Work to complete:
Reproduce every line of the data from the line containing "Point bbox=[129, 564, 152, 578]" down to the line containing "Point bbox=[661, 610, 683, 624]", keeping both of those lines.

Supplied data:

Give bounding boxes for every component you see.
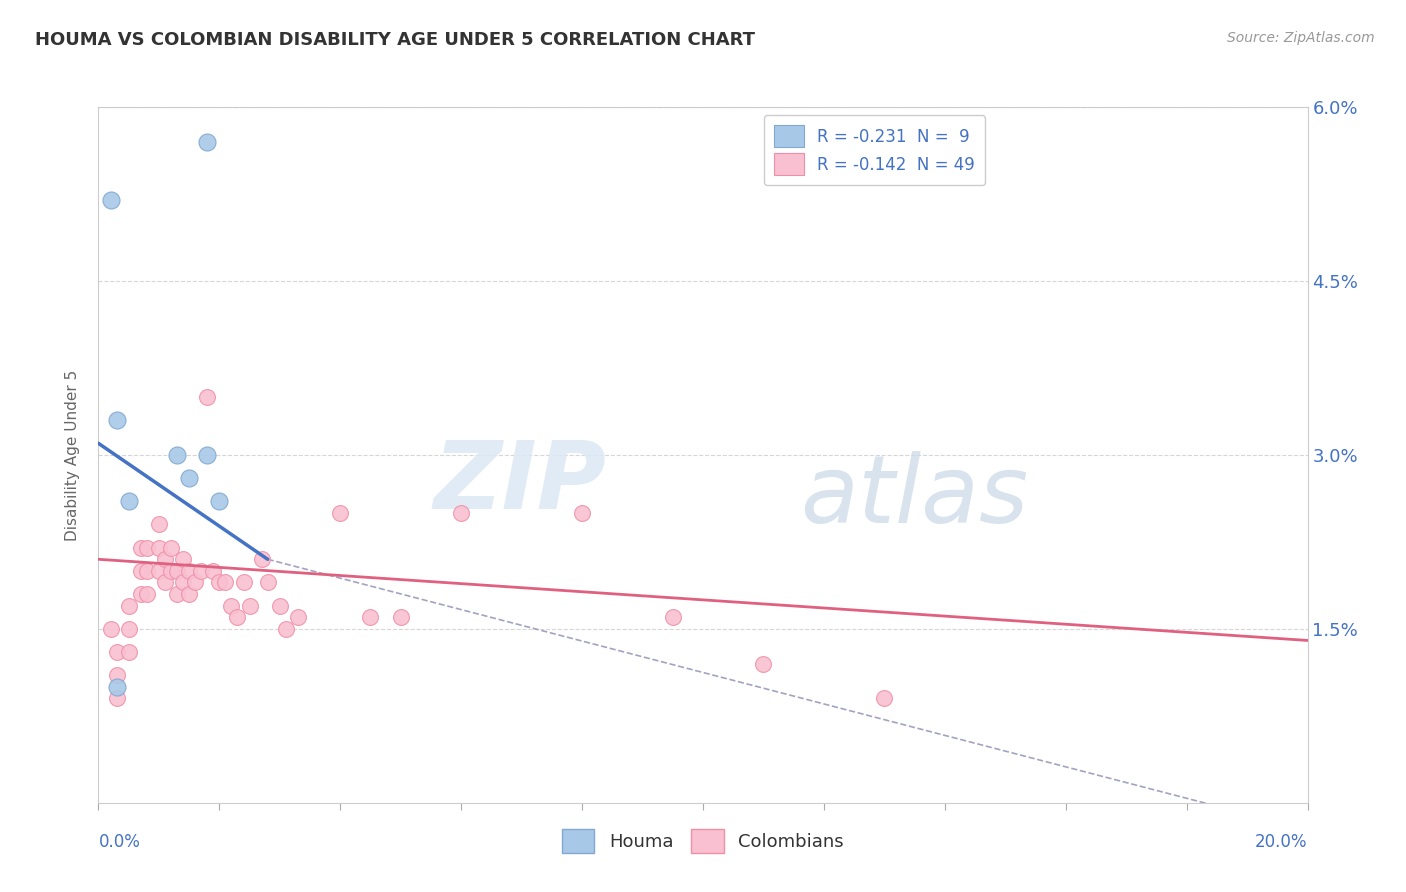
Point bbox=[129, 564, 152, 578]
Point bbox=[571, 506, 593, 520]
Point bbox=[179, 471, 201, 485]
Point bbox=[208, 575, 231, 590]
Y-axis label: Disability Age Under 5: Disability Age Under 5 bbox=[65, 369, 80, 541]
Point bbox=[172, 552, 194, 566]
Point bbox=[250, 552, 273, 566]
Point bbox=[135, 541, 157, 555]
Legend: Houma, Colombians: Houma, Colombians bbox=[555, 822, 851, 860]
Point bbox=[100, 622, 122, 636]
Point bbox=[329, 506, 352, 520]
Text: 0.0%: 0.0% bbox=[98, 833, 141, 851]
Point bbox=[873, 691, 896, 706]
Point bbox=[214, 575, 236, 590]
Point bbox=[360, 610, 382, 624]
Point bbox=[160, 541, 183, 555]
Point bbox=[269, 599, 291, 613]
Point bbox=[221, 599, 243, 613]
Point bbox=[148, 517, 170, 532]
Text: HOUMA VS COLOMBIAN DISABILITY AGE UNDER 5 CORRELATION CHART: HOUMA VS COLOMBIAN DISABILITY AGE UNDER … bbox=[35, 31, 755, 49]
Point bbox=[661, 610, 683, 624]
Point bbox=[105, 691, 128, 706]
Point bbox=[153, 552, 176, 566]
Point bbox=[389, 610, 412, 624]
Point bbox=[135, 587, 157, 601]
Point bbox=[118, 494, 141, 508]
Point bbox=[190, 564, 212, 578]
Point bbox=[148, 564, 170, 578]
Point bbox=[179, 587, 201, 601]
Text: atlas: atlas bbox=[800, 451, 1028, 542]
Point bbox=[166, 448, 188, 462]
Point bbox=[153, 575, 176, 590]
Point bbox=[195, 135, 218, 149]
Point bbox=[118, 645, 141, 659]
Point bbox=[135, 564, 157, 578]
Point bbox=[129, 541, 152, 555]
Text: Source: ZipAtlas.com: Source: ZipAtlas.com bbox=[1227, 31, 1375, 45]
Point bbox=[172, 575, 194, 590]
Point bbox=[105, 413, 128, 427]
Point bbox=[450, 506, 472, 520]
Point bbox=[208, 494, 231, 508]
Text: 20.0%: 20.0% bbox=[1256, 833, 1308, 851]
Point bbox=[226, 610, 249, 624]
Text: ZIP: ZIP bbox=[433, 437, 606, 529]
Point bbox=[148, 541, 170, 555]
Point bbox=[239, 599, 262, 613]
Point bbox=[202, 564, 225, 578]
Point bbox=[195, 390, 218, 404]
Point bbox=[179, 564, 201, 578]
Point bbox=[105, 645, 128, 659]
Point bbox=[166, 587, 188, 601]
Point bbox=[100, 193, 122, 207]
Point bbox=[184, 575, 207, 590]
Point bbox=[129, 587, 152, 601]
Point bbox=[752, 657, 775, 671]
Point bbox=[105, 680, 128, 694]
Point bbox=[166, 564, 188, 578]
Point bbox=[105, 668, 128, 682]
Point bbox=[118, 622, 141, 636]
Point bbox=[256, 575, 278, 590]
Point bbox=[232, 575, 254, 590]
Point bbox=[287, 610, 309, 624]
Point bbox=[118, 599, 141, 613]
Point bbox=[195, 448, 218, 462]
Point bbox=[160, 564, 183, 578]
Point bbox=[274, 622, 297, 636]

Task output:
Point bbox=[129, 564, 152, 578]
Point bbox=[571, 506, 593, 520]
Point bbox=[179, 471, 201, 485]
Point bbox=[208, 575, 231, 590]
Y-axis label: Disability Age Under 5: Disability Age Under 5 bbox=[65, 369, 80, 541]
Point bbox=[172, 552, 194, 566]
Point bbox=[250, 552, 273, 566]
Point bbox=[135, 541, 157, 555]
Legend: Houma, Colombians: Houma, Colombians bbox=[555, 822, 851, 860]
Point bbox=[100, 622, 122, 636]
Point bbox=[329, 506, 352, 520]
Text: 0.0%: 0.0% bbox=[98, 833, 141, 851]
Point bbox=[873, 691, 896, 706]
Point bbox=[214, 575, 236, 590]
Point bbox=[360, 610, 382, 624]
Point bbox=[160, 541, 183, 555]
Point bbox=[269, 599, 291, 613]
Point bbox=[221, 599, 243, 613]
Point bbox=[148, 517, 170, 532]
Text: HOUMA VS COLOMBIAN DISABILITY AGE UNDER 5 CORRELATION CHART: HOUMA VS COLOMBIAN DISABILITY AGE UNDER … bbox=[35, 31, 755, 49]
Point bbox=[661, 610, 683, 624]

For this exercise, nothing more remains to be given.